● **Task to carry out**
The data must be written out once more, precisely as given.

Collected data:
....

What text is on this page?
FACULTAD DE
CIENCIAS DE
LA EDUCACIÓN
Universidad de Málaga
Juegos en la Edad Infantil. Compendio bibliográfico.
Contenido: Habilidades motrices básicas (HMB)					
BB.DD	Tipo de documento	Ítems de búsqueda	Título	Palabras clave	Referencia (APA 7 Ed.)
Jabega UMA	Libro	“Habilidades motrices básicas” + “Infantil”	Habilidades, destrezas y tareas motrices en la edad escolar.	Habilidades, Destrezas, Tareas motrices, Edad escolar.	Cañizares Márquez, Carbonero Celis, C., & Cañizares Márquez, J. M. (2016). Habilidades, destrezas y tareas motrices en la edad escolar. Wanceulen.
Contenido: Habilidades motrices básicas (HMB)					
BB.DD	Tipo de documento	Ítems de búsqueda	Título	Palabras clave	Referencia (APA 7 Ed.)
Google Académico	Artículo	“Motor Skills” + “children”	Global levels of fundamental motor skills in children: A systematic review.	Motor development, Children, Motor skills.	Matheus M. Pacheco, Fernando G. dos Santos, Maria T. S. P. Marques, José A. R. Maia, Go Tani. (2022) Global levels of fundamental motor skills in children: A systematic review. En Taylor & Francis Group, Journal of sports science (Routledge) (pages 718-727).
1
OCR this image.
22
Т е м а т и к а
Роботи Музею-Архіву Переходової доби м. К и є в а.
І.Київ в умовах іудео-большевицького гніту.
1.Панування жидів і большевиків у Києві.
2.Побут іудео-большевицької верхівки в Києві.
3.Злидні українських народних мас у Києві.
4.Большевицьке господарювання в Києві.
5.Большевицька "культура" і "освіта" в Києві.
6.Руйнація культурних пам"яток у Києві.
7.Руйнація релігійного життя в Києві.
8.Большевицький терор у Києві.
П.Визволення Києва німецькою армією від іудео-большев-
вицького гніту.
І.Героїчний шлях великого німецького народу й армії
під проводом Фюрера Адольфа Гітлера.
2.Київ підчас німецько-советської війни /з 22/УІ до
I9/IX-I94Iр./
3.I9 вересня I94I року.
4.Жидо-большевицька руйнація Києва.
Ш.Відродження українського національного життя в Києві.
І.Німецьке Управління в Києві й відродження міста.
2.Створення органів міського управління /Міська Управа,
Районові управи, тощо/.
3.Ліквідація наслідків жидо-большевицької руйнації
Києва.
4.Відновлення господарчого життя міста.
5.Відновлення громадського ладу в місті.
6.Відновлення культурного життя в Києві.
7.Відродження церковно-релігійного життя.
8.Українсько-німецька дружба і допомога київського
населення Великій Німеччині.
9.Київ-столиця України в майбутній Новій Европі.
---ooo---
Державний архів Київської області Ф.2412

....

● **Problem solution**
What text is on this page?
FACULTAD DE
CIENCIAS DE
LA EDUCACIÓN
Universidad de Málaga
Juegos en la Edad Infantil. Compendio bibliográfico.
Contenido: Habilidades motrices básicas (HMB)					
BB.DD	Tipo de documento	Ítems de búsqueda	Título	Palabras clave	Referencia (APA 7 Ed.)
Jabega UMA	Libro	“Habilidades motrices básicas” + “Infantil”	Habilidades, destrezas y tareas motrices en la edad escolar.	Habilidades, Destrezas, Tareas motrices, Edad escolar.	Cañizares Márquez, Carbonero Celis, C., & Cañizares Márquez, J. M. (2016). Habilidades, destrezas y tareas motrices en la edad escolar. Wanceulen.
Contenido: Habilidades motrices básicas (HMB)					
BB.DD	Tipo de documento	Ítems de búsqueda	Título	Palabras clave	Referencia (APA 7 Ed.)
Google Académico	Artículo	“Motor Skills” + “children”	Global levels of fundamental motor skills in children: A systematic review.	Motor development, Children, Motor skills.	Matheus M. Pacheco, Fernando G. dos Santos, Maria T. S. P. Marques, José A. R. Maia, Go Tani. (2022) Global levels of fundamental motor skills in children: A systematic review. En Taylor & Francis Group, Journal of sports science (Routledge) (pages 718-727).
1
OCR this image.
22
Т е м а т и к а
Роботи Музею-Архіву Переходової доби м. К и є в а.
І.Київ в умовах іудео-большевицького гніту.
1.Панування жидів і большевиків у Києві.
2.Побут іудео-большевицької верхівки в Києві.
3.Злидні українських народних мас у Києві.
4.Большевицьке господарювання в Києві.
5.Большевицька "культура" і "освіта" в Києві.
6.Руйнація культурних пам"яток у Києві.
7.Руйнація релігійного життя в Києві.
8.Большевицький терор у Києві.
П.Визволення Києва німецькою армією від іудео-большев-
вицького гніту.
І.Героїчний шлях великого німецького народу й армії
під проводом Фюрера Адольфа Гітлера.
2.Київ підчас німецько-советської війни /з 22/УІ до
I9/IX-I94Iр./
3.I9 вересня I94I року.
4.Жидо-большевицька руйнація Києва.
Ш.Відродження українського національного життя в Києві.
І.Німецьке Управління в Києві й відродження міста.
2.Створення органів міського управління /Міська Управа,
Районові управи, тощо/.
3.Ліквідація наслідків жидо-большевицької руйнації
Києва.
4.Відновлення господарчого життя міста.
5.Відновлення громадського ладу в місті.
6.Відновлення культурного життя в Києві.
7.Відродження церковно-релігійного життя.
8.Українсько-німецька дружба і допомога київського
населення Великій Німеччині.
9.Київ-столиця України в майбутній Новій Европі.
---ooo---
Державний архів Київської області Ф.2412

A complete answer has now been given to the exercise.